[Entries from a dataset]

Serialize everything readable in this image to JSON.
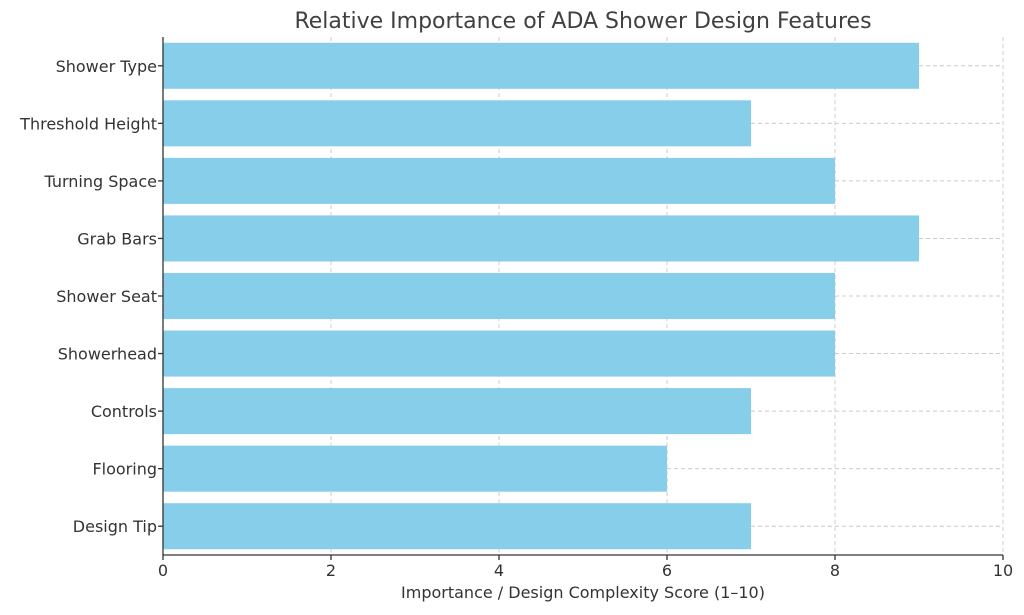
{
  "chart_data": {
    "type": "bar",
    "orientation": "horizontal",
    "title": "Relative Importance of ADA Shower Design Features",
    "xlabel": "Importance / Design Complexity Score (1–10)",
    "ylabel": "",
    "categories": [
      "Shower Type",
      "Threshold Height",
      "Turning Space",
      "Grab Bars",
      "Shower Seat",
      "Showerhead",
      "Controls",
      "Flooring",
      "Design Tip"
    ],
    "values": [
      9,
      7,
      8,
      9,
      8,
      8,
      7,
      6,
      7
    ],
    "xlim": [
      0,
      10
    ],
    "xticks": [
      "0",
      "2",
      "4",
      "6",
      "8",
      "10"
    ],
    "grid": true,
    "bar_color": "#87CEEB"
  }
}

Required work:
Omit the pictures. Output every record above word for word.

Correct response:
Serialize everything readable in this image to JSON.
{
  "chart_data": {
    "type": "bar",
    "orientation": "horizontal",
    "title": "Relative Importance of ADA Shower Design Features",
    "xlabel": "Importance / Design Complexity Score (1–10)",
    "ylabel": "",
    "categories": [
      "Shower Type",
      "Threshold Height",
      "Turning Space",
      "Grab Bars",
      "Shower Seat",
      "Showerhead",
      "Controls",
      "Flooring",
      "Design Tip"
    ],
    "values": [
      9,
      7,
      8,
      9,
      8,
      8,
      7,
      6,
      7
    ],
    "xlim": [
      0,
      10
    ],
    "xticks": [
      "0",
      "2",
      "4",
      "6",
      "8",
      "10"
    ],
    "grid": true,
    "bar_color": "#87CEEB"
  }
}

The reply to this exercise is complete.